[Listings of layout items with boxes]
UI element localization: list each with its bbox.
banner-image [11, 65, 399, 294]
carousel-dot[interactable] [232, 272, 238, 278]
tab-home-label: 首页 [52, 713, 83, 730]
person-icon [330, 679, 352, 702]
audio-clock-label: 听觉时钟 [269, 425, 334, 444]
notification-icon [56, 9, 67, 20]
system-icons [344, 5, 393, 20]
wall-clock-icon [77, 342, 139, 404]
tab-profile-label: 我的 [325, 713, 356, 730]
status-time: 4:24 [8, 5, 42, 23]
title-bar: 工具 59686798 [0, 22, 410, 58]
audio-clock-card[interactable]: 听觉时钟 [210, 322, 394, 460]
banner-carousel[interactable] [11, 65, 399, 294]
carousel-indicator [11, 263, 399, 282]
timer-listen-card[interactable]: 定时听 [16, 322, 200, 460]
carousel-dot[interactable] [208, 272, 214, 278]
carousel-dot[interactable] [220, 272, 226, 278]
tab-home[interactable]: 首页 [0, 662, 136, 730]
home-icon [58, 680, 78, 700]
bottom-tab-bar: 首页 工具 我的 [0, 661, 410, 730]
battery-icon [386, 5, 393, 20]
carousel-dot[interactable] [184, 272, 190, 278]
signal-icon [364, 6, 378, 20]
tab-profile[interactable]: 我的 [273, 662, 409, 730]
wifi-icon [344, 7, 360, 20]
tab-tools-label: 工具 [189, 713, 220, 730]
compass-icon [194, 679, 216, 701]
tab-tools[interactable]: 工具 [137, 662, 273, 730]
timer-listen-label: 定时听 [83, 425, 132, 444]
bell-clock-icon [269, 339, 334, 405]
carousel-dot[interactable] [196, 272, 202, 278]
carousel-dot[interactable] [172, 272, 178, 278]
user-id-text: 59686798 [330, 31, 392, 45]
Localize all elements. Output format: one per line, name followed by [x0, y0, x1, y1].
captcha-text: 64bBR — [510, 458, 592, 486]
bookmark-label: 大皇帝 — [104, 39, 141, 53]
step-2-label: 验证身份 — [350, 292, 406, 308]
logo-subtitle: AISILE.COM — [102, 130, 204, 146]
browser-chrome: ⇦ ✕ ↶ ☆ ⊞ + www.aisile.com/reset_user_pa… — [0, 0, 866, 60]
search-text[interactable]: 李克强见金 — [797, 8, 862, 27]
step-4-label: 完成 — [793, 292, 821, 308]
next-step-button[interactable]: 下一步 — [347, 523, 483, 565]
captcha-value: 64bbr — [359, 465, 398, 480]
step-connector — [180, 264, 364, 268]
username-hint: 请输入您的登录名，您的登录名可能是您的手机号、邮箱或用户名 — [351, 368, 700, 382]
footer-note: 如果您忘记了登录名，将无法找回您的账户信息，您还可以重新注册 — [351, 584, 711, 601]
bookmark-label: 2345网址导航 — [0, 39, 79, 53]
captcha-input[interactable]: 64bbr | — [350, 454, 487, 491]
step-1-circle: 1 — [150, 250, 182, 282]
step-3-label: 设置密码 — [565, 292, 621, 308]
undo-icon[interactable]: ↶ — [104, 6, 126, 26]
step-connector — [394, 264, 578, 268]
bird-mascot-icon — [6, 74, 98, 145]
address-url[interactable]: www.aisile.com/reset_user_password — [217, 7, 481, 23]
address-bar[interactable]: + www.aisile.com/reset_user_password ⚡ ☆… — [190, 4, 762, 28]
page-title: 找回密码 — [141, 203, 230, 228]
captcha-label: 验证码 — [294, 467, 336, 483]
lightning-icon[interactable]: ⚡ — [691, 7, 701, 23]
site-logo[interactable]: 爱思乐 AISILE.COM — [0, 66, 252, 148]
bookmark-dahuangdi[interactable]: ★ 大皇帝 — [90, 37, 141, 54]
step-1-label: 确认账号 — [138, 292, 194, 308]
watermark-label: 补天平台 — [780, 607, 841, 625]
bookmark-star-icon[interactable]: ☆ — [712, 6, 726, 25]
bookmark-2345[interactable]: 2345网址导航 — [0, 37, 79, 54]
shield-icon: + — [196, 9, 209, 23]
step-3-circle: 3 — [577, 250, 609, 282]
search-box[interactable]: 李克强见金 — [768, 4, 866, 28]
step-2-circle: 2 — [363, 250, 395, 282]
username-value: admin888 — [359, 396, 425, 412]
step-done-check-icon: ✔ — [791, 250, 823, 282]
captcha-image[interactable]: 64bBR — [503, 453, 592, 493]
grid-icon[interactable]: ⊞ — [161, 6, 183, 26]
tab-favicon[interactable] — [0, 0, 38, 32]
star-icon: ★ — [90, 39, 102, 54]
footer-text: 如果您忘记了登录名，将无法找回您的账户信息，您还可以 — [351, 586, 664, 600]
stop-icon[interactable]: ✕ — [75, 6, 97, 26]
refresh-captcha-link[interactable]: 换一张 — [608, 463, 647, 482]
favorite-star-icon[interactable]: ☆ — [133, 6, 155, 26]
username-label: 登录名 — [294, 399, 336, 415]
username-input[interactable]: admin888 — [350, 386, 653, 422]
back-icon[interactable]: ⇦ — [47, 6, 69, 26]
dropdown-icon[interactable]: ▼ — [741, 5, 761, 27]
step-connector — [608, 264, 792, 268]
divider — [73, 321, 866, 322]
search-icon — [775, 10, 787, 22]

> **GOAL OF THE EXERCISE**:
Repeat every line of the items above verbatim, in the same order.

> **ANSWER TO THE EXERCISE**:
UI element localization: list each with its bbox.
banner-image [11, 65, 399, 294]
carousel-dot[interactable] [232, 272, 238, 278]
tab-home-label: 首页 [52, 713, 83, 730]
person-icon [330, 679, 352, 702]
audio-clock-label: 听觉时钟 [269, 425, 334, 444]
notification-icon [56, 9, 67, 20]
system-icons [344, 5, 393, 20]
wall-clock-icon [77, 342, 139, 404]
tab-profile-label: 我的 [325, 713, 356, 730]
status-time: 4:24 [8, 5, 42, 23]
title-bar: 工具 59686798 [0, 22, 410, 58]
audio-clock-card[interactable]: 听觉时钟 [210, 322, 394, 460]
banner-carousel[interactable] [11, 65, 399, 294]
carousel-indicator [11, 263, 399, 282]
timer-listen-card[interactable]: 定时听 [16, 322, 200, 460]
carousel-dot[interactable] [208, 272, 214, 278]
carousel-dot[interactable] [220, 272, 226, 278]
tab-home[interactable]: 首页 [0, 662, 136, 730]
home-icon [58, 680, 78, 700]
bottom-tab-bar: 首页 工具 我的 [0, 661, 410, 730]
battery-icon [386, 5, 393, 20]
carousel-dot[interactable] [184, 272, 190, 278]
signal-icon [364, 6, 378, 20]
tab-profile[interactable]: 我的 [273, 662, 409, 730]
wifi-icon [344, 7, 360, 20]
tab-tools-label: 工具 [189, 713, 220, 730]
compass-icon [194, 679, 216, 701]
tab-tools[interactable]: 工具 [137, 662, 273, 730]
timer-listen-label: 定时听 [83, 425, 132, 444]
bell-clock-icon [269, 339, 334, 405]
carousel-dot[interactable] [196, 272, 202, 278]
carousel-dot[interactable] [172, 272, 178, 278]
user-id-text: 59686798 [330, 31, 392, 45]
Localize all elements. Output format: one per line, name followed by [x0, y0, x1, y1].
captcha-text: 64bBR — [510, 458, 592, 486]
bookmark-label: 大皇帝 — [104, 39, 141, 53]
step-2-label: 验证身份 — [350, 292, 406, 308]
logo-subtitle: AISILE.COM — [102, 130, 204, 146]
browser-chrome: ⇦ ✕ ↶ ☆ ⊞ + www.aisile.com/reset_user_pa… — [0, 0, 866, 60]
search-text[interactable]: 李克强见金 — [797, 8, 862, 27]
step-4-label: 完成 — [793, 292, 821, 308]
next-step-button[interactable]: 下一步 — [347, 523, 483, 565]
captcha-value: 64bbr — [359, 465, 398, 480]
step-connector — [180, 264, 364, 268]
username-hint: 请输入您的登录名，您的登录名可能是您的手机号、邮箱或用户名 — [351, 368, 700, 382]
footer-note: 如果您忘记了登录名，将无法找回您的账户信息，您还可以重新注册 — [351, 584, 711, 601]
bookmark-label: 2345网址导航 — [0, 39, 79, 53]
captcha-input[interactable]: 64bbr | — [350, 454, 487, 491]
step-1-circle: 1 — [150, 250, 182, 282]
step-3-label: 设置密码 — [565, 292, 621, 308]
undo-icon[interactable]: ↶ — [104, 6, 126, 26]
step-connector — [394, 264, 578, 268]
bird-mascot-icon — [6, 74, 98, 145]
address-url[interactable]: www.aisile.com/reset_user_password — [217, 7, 481, 23]
address-bar[interactable]: + www.aisile.com/reset_user_password ⚡ ☆… — [190, 4, 762, 28]
page-title: 找回密码 — [141, 203, 230, 228]
captcha-label: 验证码 — [294, 467, 336, 483]
lightning-icon[interactable]: ⚡ — [691, 7, 701, 23]
site-logo[interactable]: 爱思乐 AISILE.COM — [0, 66, 252, 148]
bookmark-dahuangdi[interactable]: ★ 大皇帝 — [90, 37, 141, 54]
step-1-label: 确认账号 — [138, 292, 194, 308]
watermark-label: 补天平台 — [780, 607, 841, 625]
bookmark-star-icon[interactable]: ☆ — [712, 6, 726, 25]
bookmark-2345[interactable]: 2345网址导航 — [0, 37, 79, 54]
shield-icon: + — [196, 9, 209, 23]
step-3-circle: 3 — [577, 250, 609, 282]
search-box[interactable]: 李克强见金 — [768, 4, 866, 28]
step-2-circle: 2 — [363, 250, 395, 282]
username-value: admin888 — [359, 396, 425, 412]
step-done-check-icon: ✔ — [791, 250, 823, 282]
captcha-image[interactable]: 64bBR — [503, 453, 592, 493]
grid-icon[interactable]: ⊞ — [161, 6, 183, 26]
tab-favicon[interactable] — [0, 0, 38, 32]
star-icon: ★ — [90, 39, 102, 54]
footer-text: 如果您忘记了登录名，将无法找回您的账户信息，您还可以 — [351, 586, 664, 600]
stop-icon[interactable]: ✕ — [75, 6, 97, 26]
refresh-captcha-link[interactable]: 换一张 — [608, 463, 647, 482]
favorite-star-icon[interactable]: ☆ — [133, 6, 155, 26]
username-label: 登录名 — [294, 399, 336, 415]
username-input[interactable]: admin888 — [350, 386, 653, 422]
back-icon[interactable]: ⇦ — [47, 6, 69, 26]
dropdown-icon[interactable]: ▼ — [741, 5, 761, 27]
step-connector — [608, 264, 792, 268]
divider — [73, 321, 866, 322]
search-icon — [775, 10, 787, 22]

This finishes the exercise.